(Data entries for graphics)

◇ ◇ ◇ ◇

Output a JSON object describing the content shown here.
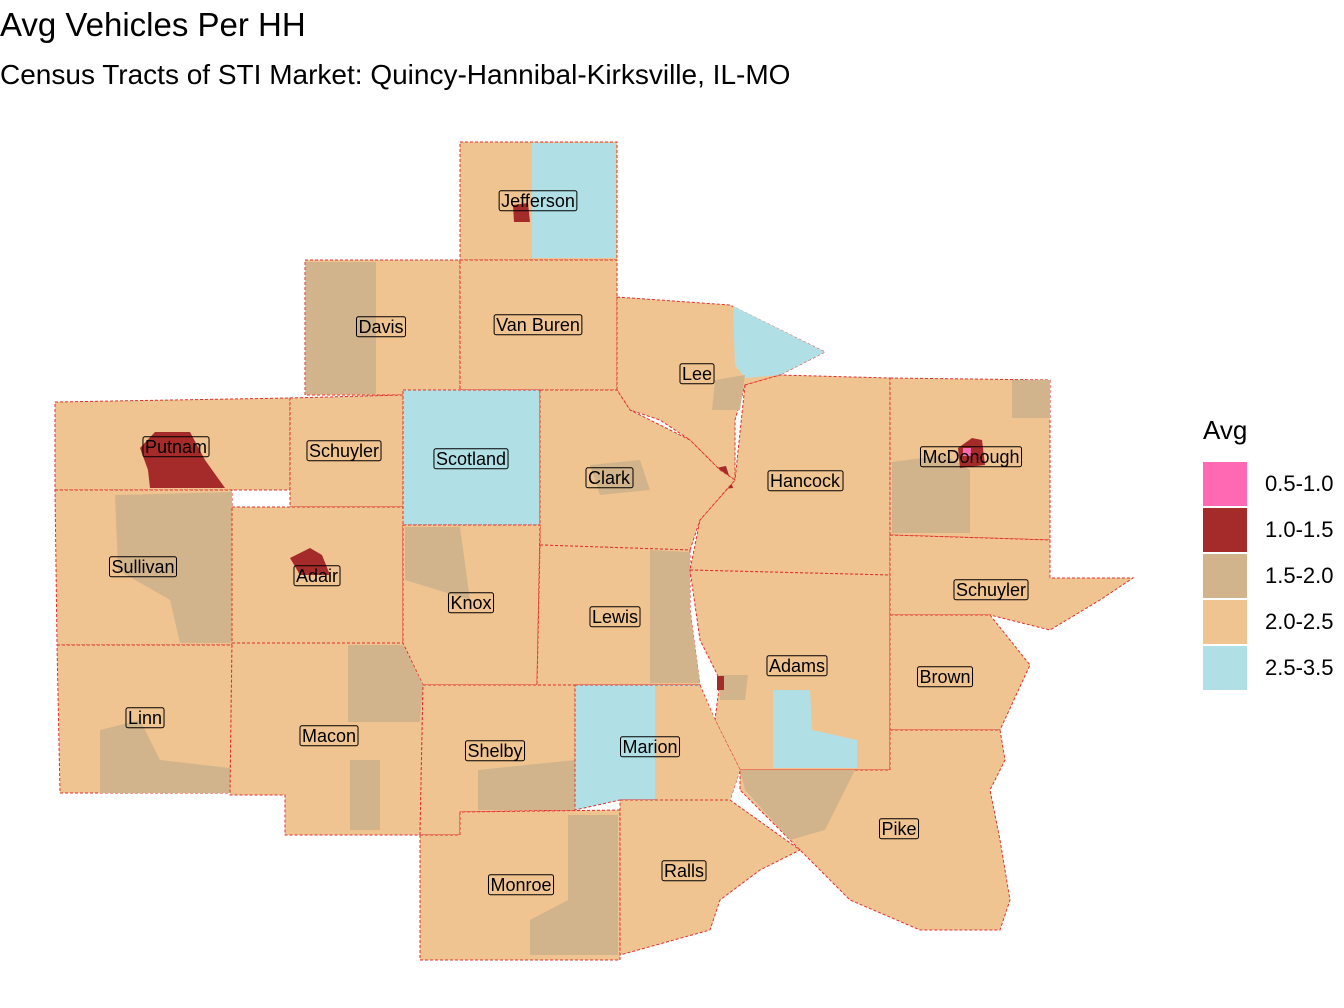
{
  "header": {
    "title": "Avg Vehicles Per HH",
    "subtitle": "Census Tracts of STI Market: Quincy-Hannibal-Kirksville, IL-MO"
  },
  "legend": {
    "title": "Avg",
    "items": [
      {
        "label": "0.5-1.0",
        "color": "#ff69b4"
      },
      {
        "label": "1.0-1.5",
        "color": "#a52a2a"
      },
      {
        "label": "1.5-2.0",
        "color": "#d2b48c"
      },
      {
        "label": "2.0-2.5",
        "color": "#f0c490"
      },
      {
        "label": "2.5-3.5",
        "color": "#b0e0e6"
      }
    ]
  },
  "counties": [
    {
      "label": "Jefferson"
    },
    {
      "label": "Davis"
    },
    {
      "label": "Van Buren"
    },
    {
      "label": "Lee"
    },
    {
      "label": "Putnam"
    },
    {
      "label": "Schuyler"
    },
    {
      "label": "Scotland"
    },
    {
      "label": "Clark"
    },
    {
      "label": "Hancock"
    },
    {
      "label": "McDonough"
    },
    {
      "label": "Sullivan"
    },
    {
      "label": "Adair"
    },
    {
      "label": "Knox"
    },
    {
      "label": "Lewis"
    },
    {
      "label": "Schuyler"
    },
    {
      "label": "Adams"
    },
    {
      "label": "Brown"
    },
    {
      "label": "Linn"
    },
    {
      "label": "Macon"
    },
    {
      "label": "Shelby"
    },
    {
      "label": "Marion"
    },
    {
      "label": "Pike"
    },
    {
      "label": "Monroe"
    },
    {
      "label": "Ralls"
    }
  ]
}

◇ ◇ ◇ ◇

▶ **Aim of the task**:
Determine how many lines of the material include the string "color". Output only that count.

▶ **Exercise solution**:
5